- Source
>> BEGIN
You bought his ‘Jungle Blues' CD (King Hokum KHR02) because every review you read promised it was a matchless piece of primitiveness that captured the very essence of old time music, black and white. And you loved the various snippets you'd seen on late night TV.

So now it's time to take a look at the album that started it all for C W Stoneking.

On ‘King Hokum' he concentrates on the blues, howlin' and growlin' ‘em out like Charley Patton or Willie Brown would while making his National guitar sing out old-style. It's not your usual choice of topics for the songs either with C W sincerely tackling subjects as diverse as bad luck, bread bakers, rich men, handymen, the dodo and his thing - all performed in a whiskery growl that sounds like a cross between Emmett Miller and an aboriginal bar tender.
>> END
- Data segment
>> BEGIN
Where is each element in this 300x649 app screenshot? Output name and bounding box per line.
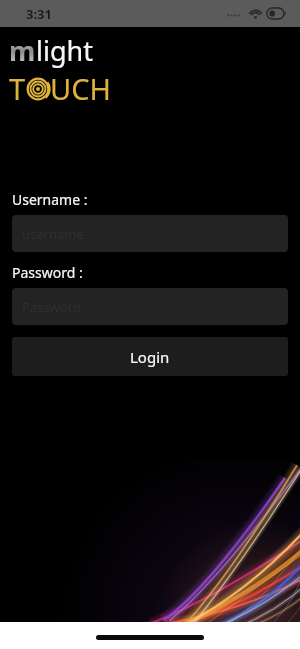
>> END
- Short task
Continue the review of C W Stoneking's "King Hokum" album, picking up right after its last sentence.

- Result below
His guitar is augmented by a stuttering alter-ego on Goin' The Country, the ghost of George Lewis on Rich Man's Blues and a horny sense of humour in You Took My Thing - "you said you wouldn't mind a cockatoo to keep you entertained, when I found out what you was talkin' bout, well I knew you was insane".

CW Stoneking is a white singer obsessed with the more eccentric side of jazz, blues and minstrelsy who presents himself as a mysterious figure in the same way that Leon Redbone did forty years ago except CW seems to have a more authentic feel to his persona.

You loved ‘Jungle Blues' - you'd be a stone-fool to miss this.